**AIM**
Pick out the lines containing "الشعب".

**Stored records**
============

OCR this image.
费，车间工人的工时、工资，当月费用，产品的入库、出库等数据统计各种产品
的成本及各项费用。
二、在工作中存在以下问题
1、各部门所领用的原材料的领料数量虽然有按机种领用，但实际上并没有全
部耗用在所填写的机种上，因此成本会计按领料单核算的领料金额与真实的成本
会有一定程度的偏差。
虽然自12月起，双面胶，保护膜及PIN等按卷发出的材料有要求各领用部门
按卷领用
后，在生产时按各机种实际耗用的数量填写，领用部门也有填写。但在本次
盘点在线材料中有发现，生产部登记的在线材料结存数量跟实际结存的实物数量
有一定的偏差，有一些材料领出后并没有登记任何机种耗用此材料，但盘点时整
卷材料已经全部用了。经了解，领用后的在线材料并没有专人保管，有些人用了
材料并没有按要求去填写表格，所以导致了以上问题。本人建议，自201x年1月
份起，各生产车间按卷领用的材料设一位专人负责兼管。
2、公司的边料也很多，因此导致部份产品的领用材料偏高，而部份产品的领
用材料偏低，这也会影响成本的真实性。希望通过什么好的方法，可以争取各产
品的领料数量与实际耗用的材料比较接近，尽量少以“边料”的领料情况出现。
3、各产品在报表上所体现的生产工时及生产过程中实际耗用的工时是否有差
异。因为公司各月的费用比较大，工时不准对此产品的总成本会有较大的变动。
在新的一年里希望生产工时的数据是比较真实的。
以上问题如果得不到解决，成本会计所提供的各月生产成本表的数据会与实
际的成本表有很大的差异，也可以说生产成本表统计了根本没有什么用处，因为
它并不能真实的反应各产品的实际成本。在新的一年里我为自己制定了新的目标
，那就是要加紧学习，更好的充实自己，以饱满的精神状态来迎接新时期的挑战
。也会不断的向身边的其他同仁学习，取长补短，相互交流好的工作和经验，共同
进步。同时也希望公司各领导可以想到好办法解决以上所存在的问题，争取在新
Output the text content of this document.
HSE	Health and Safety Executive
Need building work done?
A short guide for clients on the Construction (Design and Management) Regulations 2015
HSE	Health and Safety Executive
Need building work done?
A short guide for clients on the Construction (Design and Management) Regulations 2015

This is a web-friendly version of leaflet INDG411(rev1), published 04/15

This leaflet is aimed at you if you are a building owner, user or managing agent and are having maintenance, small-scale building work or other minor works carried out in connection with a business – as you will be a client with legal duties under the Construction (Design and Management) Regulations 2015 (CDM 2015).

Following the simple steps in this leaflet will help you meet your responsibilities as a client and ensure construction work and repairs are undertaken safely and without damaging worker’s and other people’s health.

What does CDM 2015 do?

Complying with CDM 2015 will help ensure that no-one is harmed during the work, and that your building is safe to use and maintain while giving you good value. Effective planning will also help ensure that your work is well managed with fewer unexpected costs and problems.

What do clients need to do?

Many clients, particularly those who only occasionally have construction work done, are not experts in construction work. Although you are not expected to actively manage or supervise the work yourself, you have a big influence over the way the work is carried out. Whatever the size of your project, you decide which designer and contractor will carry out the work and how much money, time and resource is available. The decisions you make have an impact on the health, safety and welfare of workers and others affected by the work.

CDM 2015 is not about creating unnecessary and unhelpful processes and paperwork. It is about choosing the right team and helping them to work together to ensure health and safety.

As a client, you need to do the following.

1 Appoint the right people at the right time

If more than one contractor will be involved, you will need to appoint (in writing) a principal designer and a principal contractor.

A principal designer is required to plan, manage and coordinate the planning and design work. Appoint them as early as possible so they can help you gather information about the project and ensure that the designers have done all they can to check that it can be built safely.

============

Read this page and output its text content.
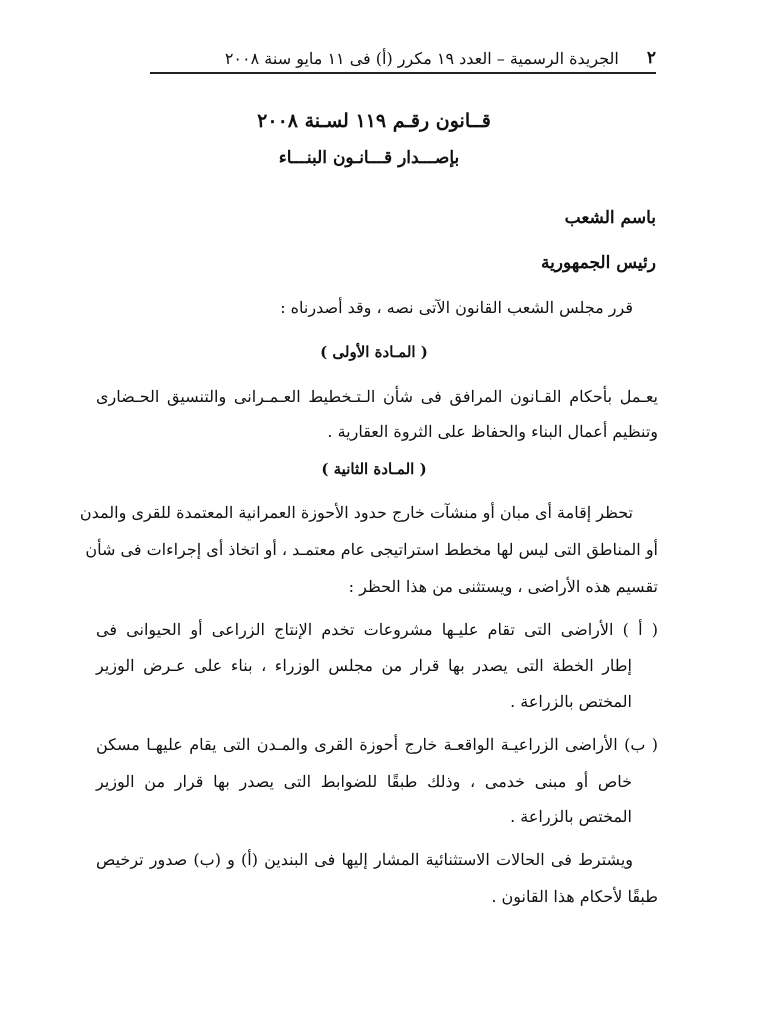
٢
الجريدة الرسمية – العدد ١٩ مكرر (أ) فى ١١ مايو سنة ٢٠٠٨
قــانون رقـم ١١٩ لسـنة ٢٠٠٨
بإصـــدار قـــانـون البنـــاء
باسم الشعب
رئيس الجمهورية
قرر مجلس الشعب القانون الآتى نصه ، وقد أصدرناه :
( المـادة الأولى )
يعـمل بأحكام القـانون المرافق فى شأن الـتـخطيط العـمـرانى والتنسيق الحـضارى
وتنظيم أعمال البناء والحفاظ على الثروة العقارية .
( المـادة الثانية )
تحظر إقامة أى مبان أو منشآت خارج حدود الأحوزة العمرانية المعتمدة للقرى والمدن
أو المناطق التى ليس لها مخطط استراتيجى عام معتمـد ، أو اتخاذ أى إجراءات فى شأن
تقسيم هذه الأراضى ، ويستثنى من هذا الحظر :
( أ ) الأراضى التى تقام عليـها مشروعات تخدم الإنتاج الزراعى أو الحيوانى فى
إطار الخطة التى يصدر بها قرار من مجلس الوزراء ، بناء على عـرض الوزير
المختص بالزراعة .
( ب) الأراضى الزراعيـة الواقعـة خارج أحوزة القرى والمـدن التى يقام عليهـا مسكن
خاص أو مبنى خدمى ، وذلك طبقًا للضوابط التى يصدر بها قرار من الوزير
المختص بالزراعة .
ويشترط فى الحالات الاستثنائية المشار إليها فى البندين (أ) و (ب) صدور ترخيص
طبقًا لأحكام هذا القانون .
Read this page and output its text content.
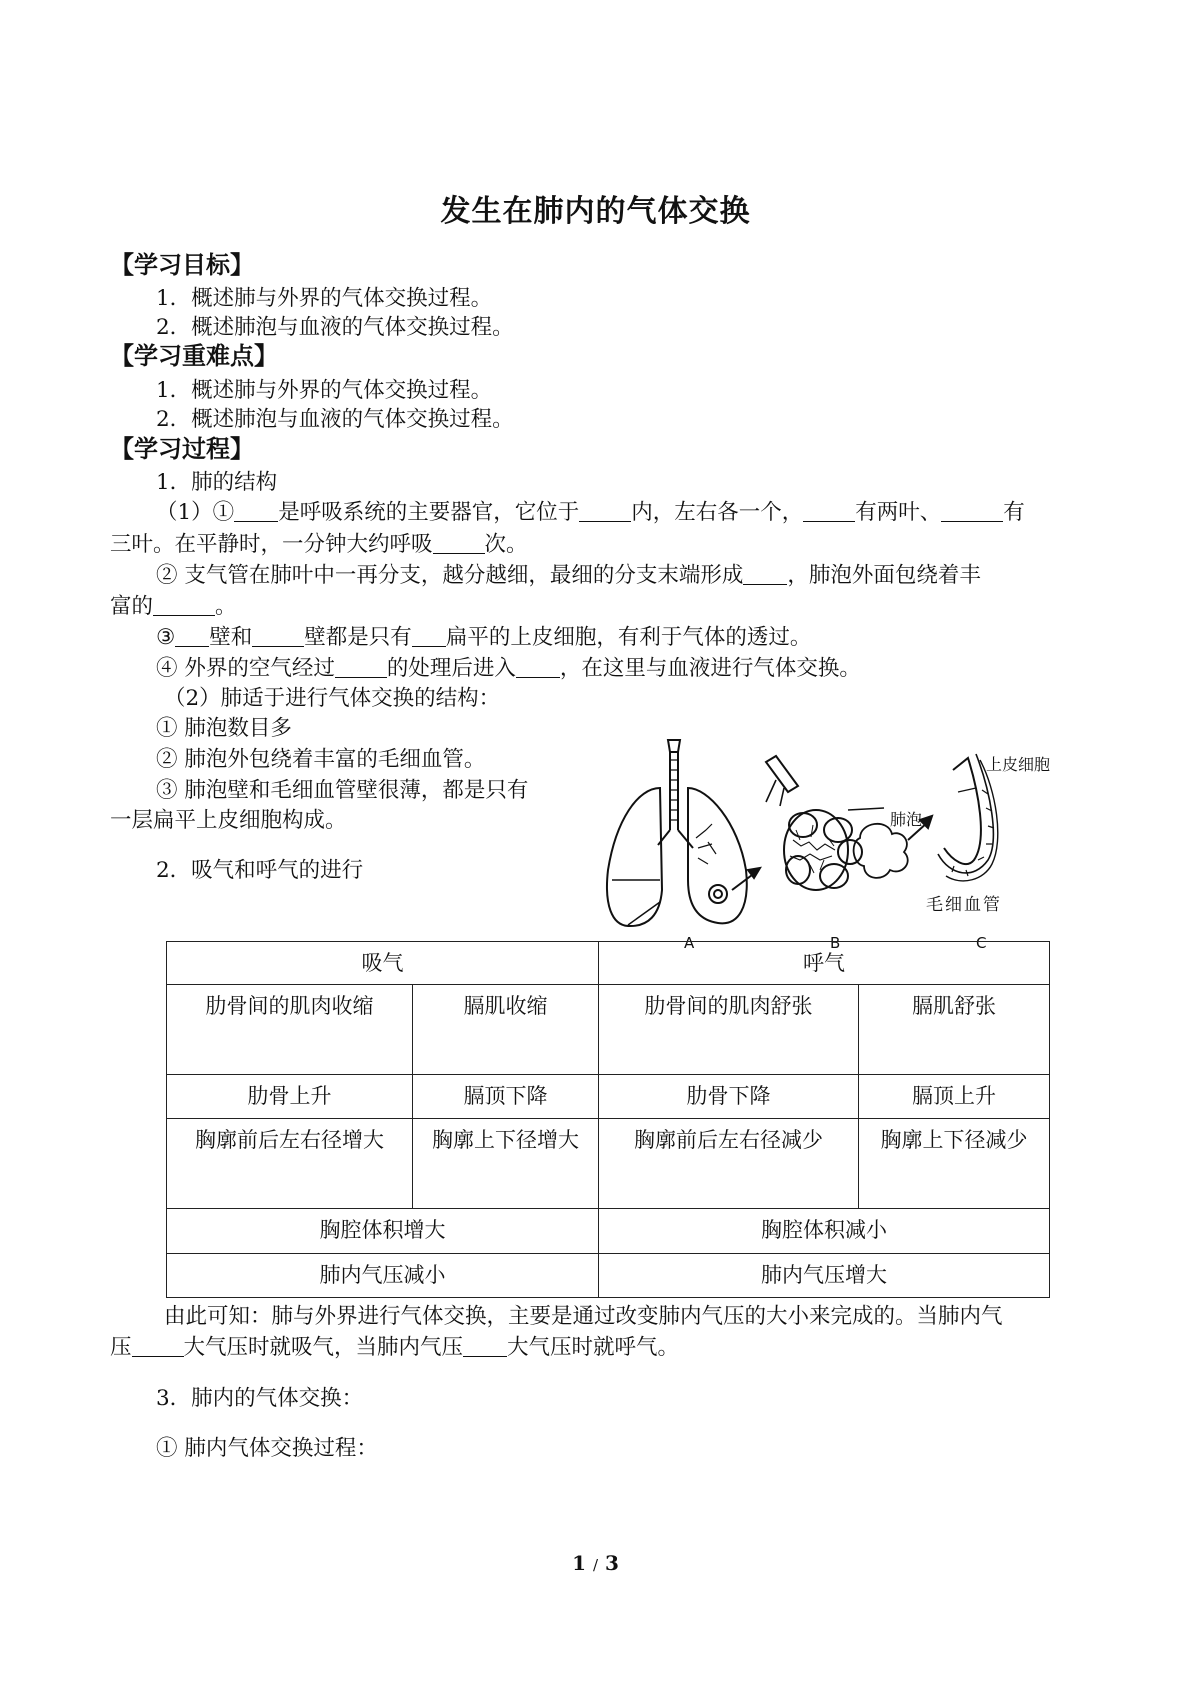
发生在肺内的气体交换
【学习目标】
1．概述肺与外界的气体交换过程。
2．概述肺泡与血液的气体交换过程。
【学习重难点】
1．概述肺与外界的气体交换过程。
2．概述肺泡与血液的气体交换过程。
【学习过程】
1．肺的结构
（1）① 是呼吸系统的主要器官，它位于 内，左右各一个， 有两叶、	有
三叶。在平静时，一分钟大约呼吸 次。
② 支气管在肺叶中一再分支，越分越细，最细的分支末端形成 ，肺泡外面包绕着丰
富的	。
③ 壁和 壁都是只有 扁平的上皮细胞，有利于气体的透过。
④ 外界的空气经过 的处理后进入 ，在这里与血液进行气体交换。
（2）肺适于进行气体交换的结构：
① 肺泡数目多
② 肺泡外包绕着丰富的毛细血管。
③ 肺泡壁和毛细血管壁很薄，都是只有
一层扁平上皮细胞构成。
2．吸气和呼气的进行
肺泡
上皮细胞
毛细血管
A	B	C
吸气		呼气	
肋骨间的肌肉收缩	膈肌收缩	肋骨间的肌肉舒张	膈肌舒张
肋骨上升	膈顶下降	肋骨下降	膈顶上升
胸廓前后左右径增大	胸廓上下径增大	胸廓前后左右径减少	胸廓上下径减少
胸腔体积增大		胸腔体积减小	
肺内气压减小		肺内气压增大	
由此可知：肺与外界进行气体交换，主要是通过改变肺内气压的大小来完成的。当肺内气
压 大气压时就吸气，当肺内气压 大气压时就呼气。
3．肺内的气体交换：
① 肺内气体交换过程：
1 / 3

============

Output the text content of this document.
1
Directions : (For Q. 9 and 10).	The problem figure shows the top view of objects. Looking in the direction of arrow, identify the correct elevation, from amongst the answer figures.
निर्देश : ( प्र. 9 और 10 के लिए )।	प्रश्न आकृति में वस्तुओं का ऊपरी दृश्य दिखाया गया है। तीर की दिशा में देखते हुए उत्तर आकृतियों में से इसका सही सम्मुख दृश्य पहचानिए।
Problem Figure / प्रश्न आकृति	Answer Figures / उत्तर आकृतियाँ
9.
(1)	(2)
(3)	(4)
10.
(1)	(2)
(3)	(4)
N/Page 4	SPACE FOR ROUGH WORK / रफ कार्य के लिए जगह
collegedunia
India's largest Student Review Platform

============

**TASK RESULT**
باسم الشعب
قرر مجلس الشعب القانون الآتى نصه ، وقد أصدرناه :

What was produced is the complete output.